(Excerpt from a dataset)
-.-.-

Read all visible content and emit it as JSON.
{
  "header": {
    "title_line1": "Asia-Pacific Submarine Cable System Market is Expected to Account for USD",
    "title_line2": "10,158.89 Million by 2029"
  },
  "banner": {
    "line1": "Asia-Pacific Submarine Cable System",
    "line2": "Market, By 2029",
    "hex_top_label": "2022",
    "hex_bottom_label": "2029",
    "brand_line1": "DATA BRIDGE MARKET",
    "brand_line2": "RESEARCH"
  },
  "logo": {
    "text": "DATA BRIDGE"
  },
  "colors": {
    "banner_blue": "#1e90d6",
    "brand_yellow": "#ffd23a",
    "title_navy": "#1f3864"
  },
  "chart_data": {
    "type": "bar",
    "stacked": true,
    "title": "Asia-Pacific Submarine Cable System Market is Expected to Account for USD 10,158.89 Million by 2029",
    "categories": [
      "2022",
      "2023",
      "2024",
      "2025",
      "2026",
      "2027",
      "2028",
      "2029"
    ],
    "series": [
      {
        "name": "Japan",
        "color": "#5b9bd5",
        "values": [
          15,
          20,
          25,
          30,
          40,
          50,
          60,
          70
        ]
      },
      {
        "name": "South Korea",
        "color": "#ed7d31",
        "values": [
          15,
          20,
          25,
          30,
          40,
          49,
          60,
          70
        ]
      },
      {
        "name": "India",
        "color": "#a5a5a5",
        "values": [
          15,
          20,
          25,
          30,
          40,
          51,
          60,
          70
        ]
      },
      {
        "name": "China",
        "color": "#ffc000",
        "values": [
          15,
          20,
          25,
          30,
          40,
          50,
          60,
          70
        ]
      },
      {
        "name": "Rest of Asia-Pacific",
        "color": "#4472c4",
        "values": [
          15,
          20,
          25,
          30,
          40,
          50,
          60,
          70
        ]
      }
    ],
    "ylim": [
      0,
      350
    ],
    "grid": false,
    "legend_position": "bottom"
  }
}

-.-.-

Extract the data in full. Keep it word for word.

(Completed exercise):
Read all visible content and emit it as JSON.
{
  "header": {
    "title_line1": "Asia-Pacific Submarine Cable System Market is Expected to Account for USD",
    "title_line2": "10,158.89 Million by 2029"
  },
  "banner": {
    "line1": "Asia-Pacific Submarine Cable System",
    "line2": "Market, By 2029",
    "hex_top_label": "2022",
    "hex_bottom_label": "2029",
    "brand_line1": "DATA BRIDGE MARKET",
    "brand_line2": "RESEARCH"
  },
  "logo": {
    "text": "DATA BRIDGE"
  },
  "colors": {
    "banner_blue": "#1e90d6",
    "brand_yellow": "#ffd23a",
    "title_navy": "#1f3864"
  },
  "chart_data": {
    "type": "bar",
    "stacked": true,
    "title": "Asia-Pacific Submarine Cable System Market is Expected to Account for USD 10,158.89 Million by 2029",
    "categories": [
      "2022",
      "2023",
      "2024",
      "2025",
      "2026",
      "2027",
      "2028",
      "2029"
    ],
    "series": [
      {
        "name": "Japan",
        "color": "#5b9bd5",
        "values": [
          15,
          20,
          25,
          30,
          40,
          50,
          60,
          70
        ]
      },
      {
        "name": "South Korea",
        "color": "#ed7d31",
        "values": [
          15,
          20,
          25,
          30,
          40,
          49,
          60,
          70
        ]
      },
      {
        "name": "India",
        "color": "#a5a5a5",
        "values": [
          15,
          20,
          25,
          30,
          40,
          51,
          60,
          70
        ]
      },
      {
        "name": "China",
        "color": "#ffc000",
        "values": [
          15,
          20,
          25,
          30,
          40,
          50,
          60,
          70
        ]
      },
      {
        "name": "Rest of Asia-Pacific",
        "color": "#4472c4",
        "values": [
          15,
          20,
          25,
          30,
          40,
          50,
          60,
          70
        ]
      }
    ],
    "ylim": [
      0,
      350
    ],
    "grid": false,
    "legend_position": "bottom"
  }
}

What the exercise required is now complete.